Rows from a collection:
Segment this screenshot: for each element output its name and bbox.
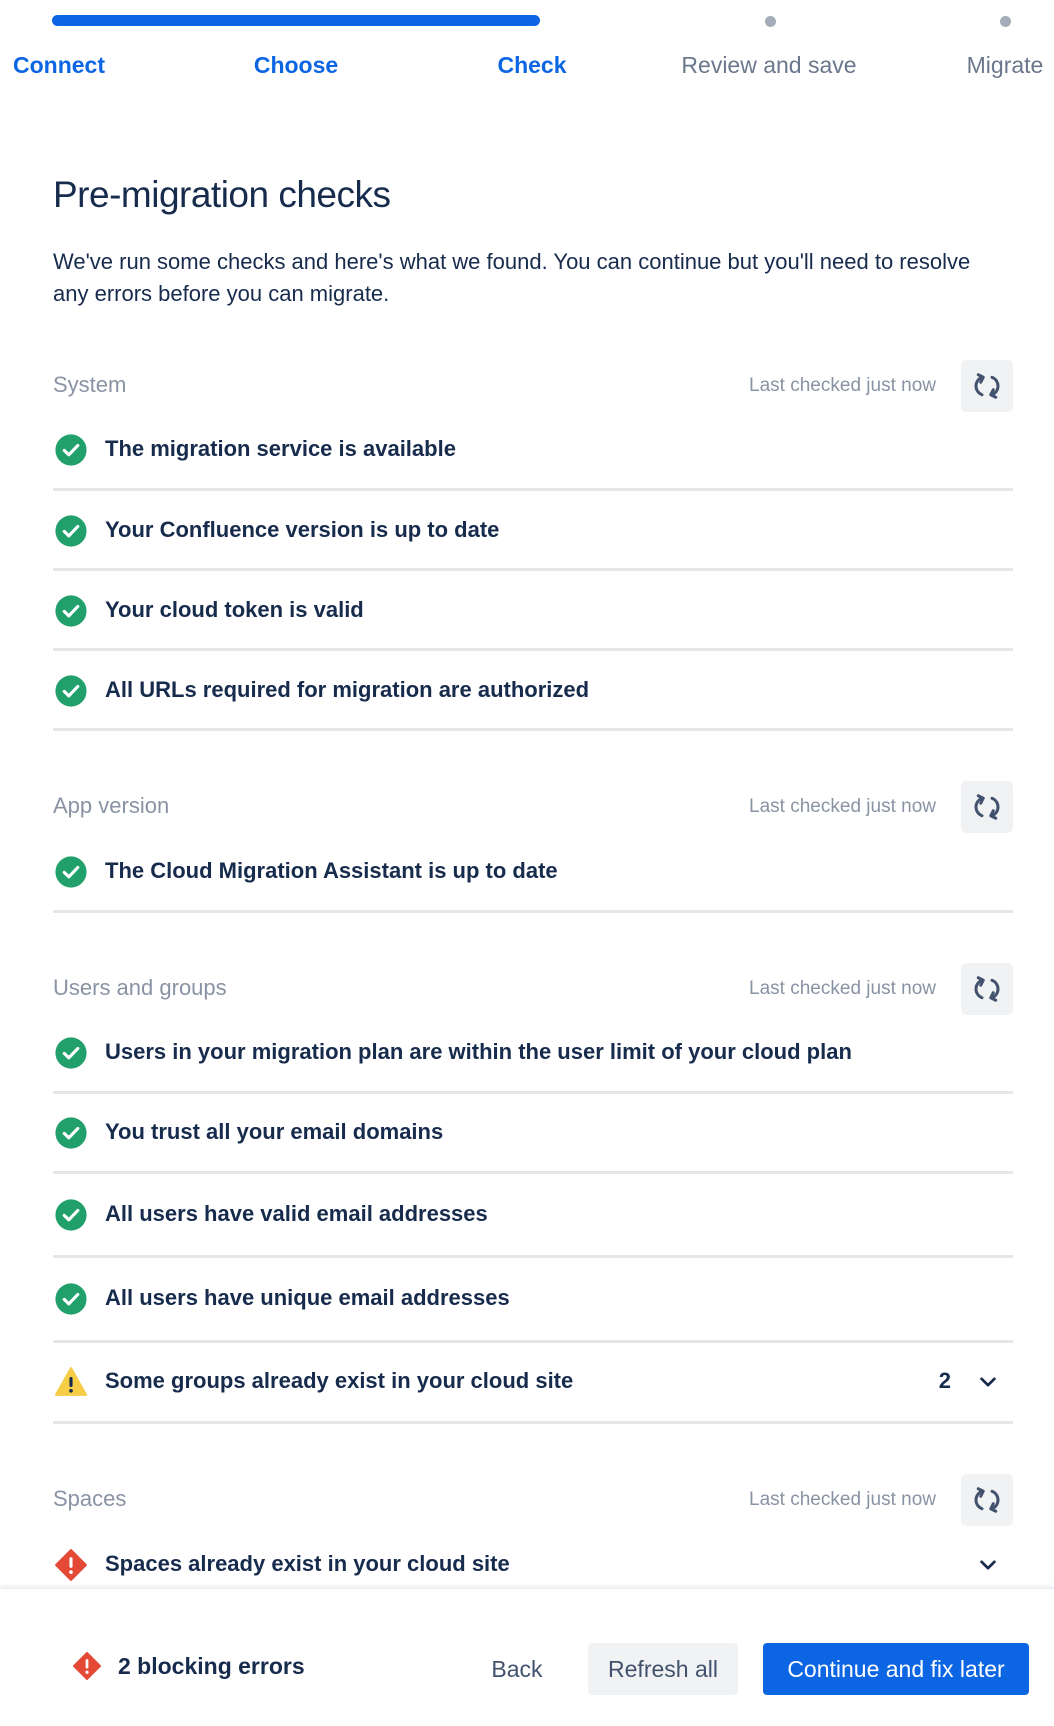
footer-bar	[0, 1588, 1054, 1726]
section-users-groups-header	[53, 963, 1013, 1015]
check-row	[53, 571, 1013, 651]
step-check[interactable]: Check	[497, 52, 567, 78]
step-migrate: Migrate	[966, 52, 1044, 78]
refresh-app-version-button[interactable]	[961, 781, 1013, 833]
check-circle-icon	[54, 1198, 88, 1232]
check-row	[53, 1258, 1013, 1343]
refresh-icon	[972, 974, 1002, 1004]
step-dot-migrate	[1000, 16, 1011, 27]
check-label: All URLs required for migration are authorized	[105, 677, 590, 702]
check-circle-icon	[54, 674, 88, 708]
check-label: Your Confluence version is up to date	[105, 517, 500, 542]
continue-and-fix-later-button[interactable]: Continue and fix later	[763, 1643, 1029, 1695]
progress-track	[52, 15, 540, 26]
refresh-spaces-button[interactable]	[961, 1474, 1013, 1526]
check-label: All users have unique email addresses	[105, 1285, 510, 1310]
back-button[interactable]: Back	[491, 1655, 543, 1682]
check-circle-icon	[54, 1036, 88, 1070]
section-title: App version	[53, 793, 170, 818]
last-checked-text: Last checked just now	[749, 796, 936, 817]
section-title: Users and groups	[53, 975, 227, 1000]
check-label: Some groups already exist in your cloud site	[105, 1368, 574, 1393]
section-title: Spaces	[53, 1486, 127, 1511]
check-circle-icon	[54, 594, 88, 628]
page-intro: We've run some checks and here's what we found. You can continue but you'll need to resolve any errors before you can migrate.	[53, 249, 971, 306]
check-label: Your cloud token is valid	[105, 597, 364, 622]
last-checked-text: Last checked just now	[749, 375, 936, 396]
check-row	[53, 491, 1013, 571]
section-title: System	[53, 372, 127, 397]
check-row	[53, 651, 1013, 731]
check-label: The migration service is available	[105, 436, 456, 461]
check-circle-icon	[54, 1116, 88, 1150]
section-system-header	[53, 360, 1013, 412]
blocking-errors-summary	[72, 1651, 305, 1681]
page-title: Pre-migration checks	[53, 174, 391, 215]
check-row	[53, 841, 1013, 913]
section-app-version-header	[53, 781, 1013, 833]
check-circle-icon	[54, 855, 88, 889]
chevron-down-icon[interactable]	[977, 1554, 999, 1576]
step-review-and-save: Review and save	[681, 52, 857, 78]
error-icon	[54, 1548, 88, 1582]
check-circle-icon	[54, 1282, 88, 1316]
refresh-icon	[972, 1485, 1002, 1515]
check-row	[53, 1023, 1013, 1094]
check-row	[53, 1174, 1013, 1258]
check-circle-icon	[54, 514, 88, 548]
progress-stepper	[0, 0, 1054, 100]
check-circle-icon	[54, 433, 88, 467]
check-label: You trust all your email domains	[105, 1119, 444, 1144]
step-connect[interactable]: Connect	[13, 52, 105, 78]
check-label: Spaces already exist in your cloud site	[105, 1551, 510, 1576]
last-checked-text: Last checked just now	[749, 1489, 936, 1510]
check-row	[53, 1094, 1013, 1174]
check-row	[53, 420, 1013, 491]
refresh-users-groups-button[interactable]	[961, 963, 1013, 1015]
warning-icon	[54, 1365, 88, 1399]
check-label: Users in your migration plan are within the user limit of your cloud plan	[105, 1039, 852, 1064]
step-dot-review	[765, 16, 776, 27]
refresh-all-button[interactable]: Refresh all	[588, 1643, 738, 1695]
refresh-icon	[972, 371, 1002, 401]
last-checked-text: Last checked just now	[749, 978, 936, 999]
check-row-expandable[interactable]	[53, 1343, 1013, 1424]
refresh-system-button[interactable]	[961, 360, 1013, 412]
chevron-down-icon[interactable]	[977, 1371, 999, 1393]
check-label: The Cloud Migration Assistant is up to date	[105, 858, 558, 883]
check-label: All users have valid email addresses	[105, 1201, 488, 1226]
section-spaces-header	[53, 1474, 1013, 1526]
issue-count: 2	[938, 1368, 951, 1393]
step-choose[interactable]: Choose	[253, 52, 339, 78]
error-icon	[72, 1651, 102, 1681]
refresh-icon	[972, 792, 1002, 822]
blocking-errors-text: 2 blocking errors	[118, 1652, 305, 1679]
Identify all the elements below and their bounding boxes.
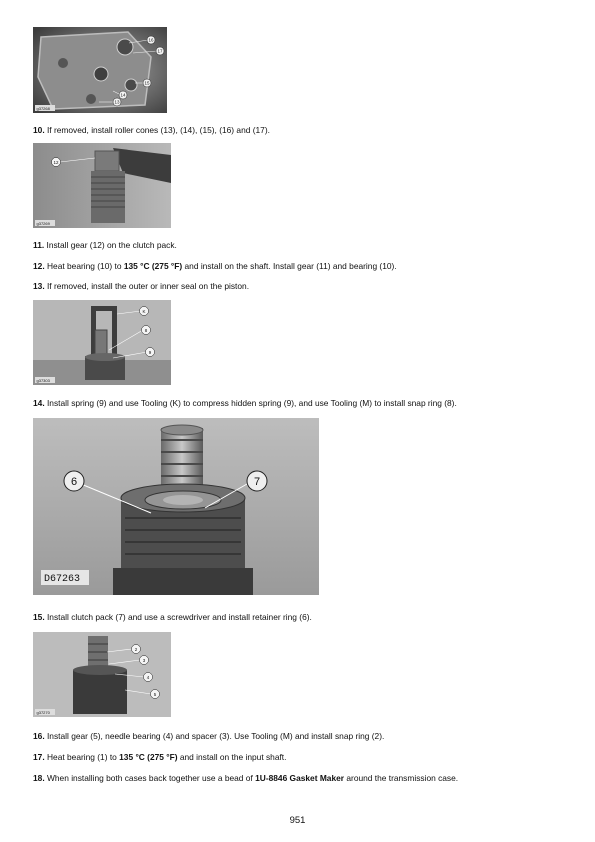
clutch-pack-image bbox=[33, 418, 319, 595]
step-15 bbox=[33, 612, 573, 623]
step-text: Heat bearing (10) to bbox=[44, 261, 124, 271]
figure-id-2: g37269 bbox=[36, 220, 50, 226]
step-number: 18. bbox=[33, 773, 45, 783]
step-16 bbox=[33, 731, 573, 742]
step-number: 13. bbox=[33, 281, 45, 291]
figure-clutch-pack-photo bbox=[33, 418, 319, 595]
step-text: Install gear (12) on the clutch pack. bbox=[44, 240, 177, 250]
step-text: and install on the input shaft. bbox=[177, 752, 287, 762]
step-number: 10. bbox=[33, 125, 45, 135]
step-18 bbox=[33, 773, 573, 784]
callout-k: K bbox=[142, 308, 146, 314]
roller-cones-image bbox=[33, 27, 167, 113]
step-number: 11. bbox=[33, 240, 45, 250]
step-text: Heat bearing (1) to bbox=[44, 752, 120, 762]
step-emphasis: 1U-8846 Gasket Maker bbox=[255, 773, 345, 783]
figure-id-3: g37303 bbox=[36, 377, 50, 383]
callout-8: 8 bbox=[144, 327, 148, 333]
callout-14: 14 bbox=[120, 92, 126, 98]
callout-3: 3 bbox=[142, 657, 146, 663]
step-text: If removed, install roller cones (13), (14), (15), (16) and (17). bbox=[44, 125, 270, 135]
step-text: around the transmission case. bbox=[344, 773, 459, 783]
step-text: Install clutch pack (7) and use a screwdriver and install retainer ring (6). bbox=[44, 612, 312, 622]
callout-5: 5 bbox=[153, 691, 157, 697]
figure-id-1: g37268 bbox=[36, 105, 50, 111]
callout-16: 16 bbox=[148, 37, 154, 43]
figure-gear-photo bbox=[33, 143, 171, 228]
step-text: Install spring (9) and use Tooling (K) to compress hidden spring (9), and use Tooling (M) to install snap ring (8). bbox=[44, 398, 457, 408]
callout-2: 2 bbox=[134, 646, 138, 652]
gear-bearing-image bbox=[33, 632, 171, 717]
step-11 bbox=[33, 240, 573, 251]
figure-gear-bearing-photo bbox=[33, 632, 171, 717]
step-emphasis: 135 °C (275 °F) bbox=[123, 261, 183, 271]
step-text: and install on the shaft. Install gear (11) and bearing (10). bbox=[182, 261, 397, 271]
callout-6: 6 bbox=[70, 476, 78, 488]
step-text: If removed, install the outer or inner seal on the piston. bbox=[44, 281, 250, 291]
tooling-image bbox=[33, 300, 171, 385]
figure-id-5: g37270 bbox=[36, 709, 50, 715]
step-number: 17. bbox=[33, 752, 45, 762]
step-number: 15. bbox=[33, 612, 45, 622]
step-14 bbox=[33, 398, 573, 409]
figure-id-4: D67263 bbox=[44, 574, 81, 585]
gear-image bbox=[33, 143, 171, 228]
callout-17: 17 bbox=[157, 48, 163, 54]
step-emphasis: 135 °C (275 °F) bbox=[119, 752, 178, 762]
step-13 bbox=[33, 281, 573, 292]
step-text: Install gear (5), needle bearing (4) and spacer (3). Use Tooling (M) and install snap ring (2). bbox=[44, 731, 385, 741]
step-number: 14. bbox=[33, 398, 45, 408]
page-number: 951 bbox=[289, 815, 306, 826]
figure-tooling-photo bbox=[33, 300, 171, 385]
figure-roller-cones-photo bbox=[33, 27, 167, 113]
step-10 bbox=[33, 125, 573, 136]
callout-7: 7 bbox=[253, 476, 261, 488]
step-12 bbox=[33, 261, 573, 272]
step-17 bbox=[33, 752, 573, 763]
callout-4: 4 bbox=[146, 674, 150, 680]
callout-15: 15 bbox=[144, 80, 150, 86]
callout-13: 13 bbox=[114, 99, 120, 105]
callout-12: 12 bbox=[53, 159, 59, 165]
step-text: When installing both cases back together use a bead of bbox=[44, 773, 256, 783]
callout-9: 9 bbox=[148, 349, 152, 355]
step-number: 16. bbox=[33, 731, 45, 741]
step-number: 12. bbox=[33, 261, 45, 271]
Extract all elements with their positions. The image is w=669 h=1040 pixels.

OBJECTIVE: Reproduce verbatim the rows above, beginning with the line containing "clutch-pack-image bbox=[33, 418, 319, 595]" and continuing through the line containing "callout-6: 6 bbox=[70, 476, 78, 488]", with both of those lines included.

RESPONSE:
clutch-pack-image bbox=[33, 418, 319, 595]
step-15 bbox=[33, 612, 573, 623]
step-text: Heat bearing (10) to bbox=[44, 261, 124, 271]
figure-id-2: g37269 bbox=[36, 220, 50, 226]
step-number: 18. bbox=[33, 773, 45, 783]
step-16 bbox=[33, 731, 573, 742]
step-number: 13. bbox=[33, 281, 45, 291]
figure-clutch-pack-photo bbox=[33, 418, 319, 595]
step-text: Install gear (12) on the clutch pack. bbox=[44, 240, 177, 250]
step-text: and install on the input shaft. bbox=[177, 752, 287, 762]
step-number: 10. bbox=[33, 125, 45, 135]
step-18 bbox=[33, 773, 573, 784]
callout-k: K bbox=[142, 308, 146, 314]
roller-cones-image bbox=[33, 27, 167, 113]
step-number: 11. bbox=[33, 240, 45, 250]
step-text: Heat bearing (1) to bbox=[44, 752, 120, 762]
step-emphasis: 1U-8846 Gasket Maker bbox=[255, 773, 345, 783]
figure-id-3: g37303 bbox=[36, 377, 50, 383]
callout-8: 8 bbox=[144, 327, 148, 333]
callout-14: 14 bbox=[120, 92, 126, 98]
callout-3: 3 bbox=[142, 657, 146, 663]
step-text: If removed, install roller cones (13), (14), (15), (16) and (17). bbox=[44, 125, 270, 135]
step-text: around the transmission case. bbox=[344, 773, 459, 783]
step-text: Install clutch pack (7) and use a screwdriver and install retainer ring (6). bbox=[44, 612, 312, 622]
callout-5: 5 bbox=[153, 691, 157, 697]
figure-id-1: g37268 bbox=[36, 105, 50, 111]
callout-16: 16 bbox=[148, 37, 154, 43]
figure-gear-photo bbox=[33, 143, 171, 228]
step-text: Install spring (9) and use Tooling (K) to compress hidden spring (9), and use Tooling (M) to install snap ring (8). bbox=[44, 398, 457, 408]
callout-2: 2 bbox=[134, 646, 138, 652]
gear-bearing-image bbox=[33, 632, 171, 717]
step-11 bbox=[33, 240, 573, 251]
figure-gear-bearing-photo bbox=[33, 632, 171, 717]
step-emphasis: 135 °C (275 °F) bbox=[123, 261, 183, 271]
step-text: and install on the shaft. Install gear (11) and bearing (10). bbox=[182, 261, 397, 271]
callout-6: 6 bbox=[70, 476, 78, 488]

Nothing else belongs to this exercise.